**The task:**
Copy out each line of the listing that has the word "藠头法庭" in it.

**Entries shown:**
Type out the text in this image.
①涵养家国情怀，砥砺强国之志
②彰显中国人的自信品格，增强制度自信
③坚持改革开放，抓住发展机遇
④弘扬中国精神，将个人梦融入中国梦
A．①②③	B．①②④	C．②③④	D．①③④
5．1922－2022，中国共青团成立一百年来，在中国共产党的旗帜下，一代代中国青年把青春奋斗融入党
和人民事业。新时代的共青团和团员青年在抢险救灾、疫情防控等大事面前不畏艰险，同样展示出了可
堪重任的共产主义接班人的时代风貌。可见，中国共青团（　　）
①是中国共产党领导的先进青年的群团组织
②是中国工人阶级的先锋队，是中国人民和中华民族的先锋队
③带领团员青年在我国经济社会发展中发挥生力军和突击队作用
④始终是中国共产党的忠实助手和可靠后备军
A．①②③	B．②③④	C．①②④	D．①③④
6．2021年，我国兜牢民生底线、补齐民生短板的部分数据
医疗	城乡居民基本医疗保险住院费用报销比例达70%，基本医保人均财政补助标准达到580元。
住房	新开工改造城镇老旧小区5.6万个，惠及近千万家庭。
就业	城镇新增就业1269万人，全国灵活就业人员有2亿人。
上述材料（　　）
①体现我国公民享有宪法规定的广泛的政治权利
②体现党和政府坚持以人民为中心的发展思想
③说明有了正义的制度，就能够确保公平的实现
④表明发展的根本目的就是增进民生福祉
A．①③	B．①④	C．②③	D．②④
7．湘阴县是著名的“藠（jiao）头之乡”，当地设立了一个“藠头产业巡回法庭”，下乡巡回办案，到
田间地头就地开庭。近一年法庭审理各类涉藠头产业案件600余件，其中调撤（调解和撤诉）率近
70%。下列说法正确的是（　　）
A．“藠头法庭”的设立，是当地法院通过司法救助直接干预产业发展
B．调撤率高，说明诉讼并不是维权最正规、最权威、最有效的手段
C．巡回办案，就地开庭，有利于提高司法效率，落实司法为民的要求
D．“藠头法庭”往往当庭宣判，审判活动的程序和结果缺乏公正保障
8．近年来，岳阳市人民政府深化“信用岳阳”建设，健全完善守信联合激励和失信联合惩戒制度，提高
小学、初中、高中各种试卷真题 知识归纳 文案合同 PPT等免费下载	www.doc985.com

**Solution to this task:**
A．“藠头法庭”的设立，是当地法院通过司法救助直接干预产业发展
D．“藠头法庭”往往当庭宣判，审判活动的程序和结果缺乏公正保障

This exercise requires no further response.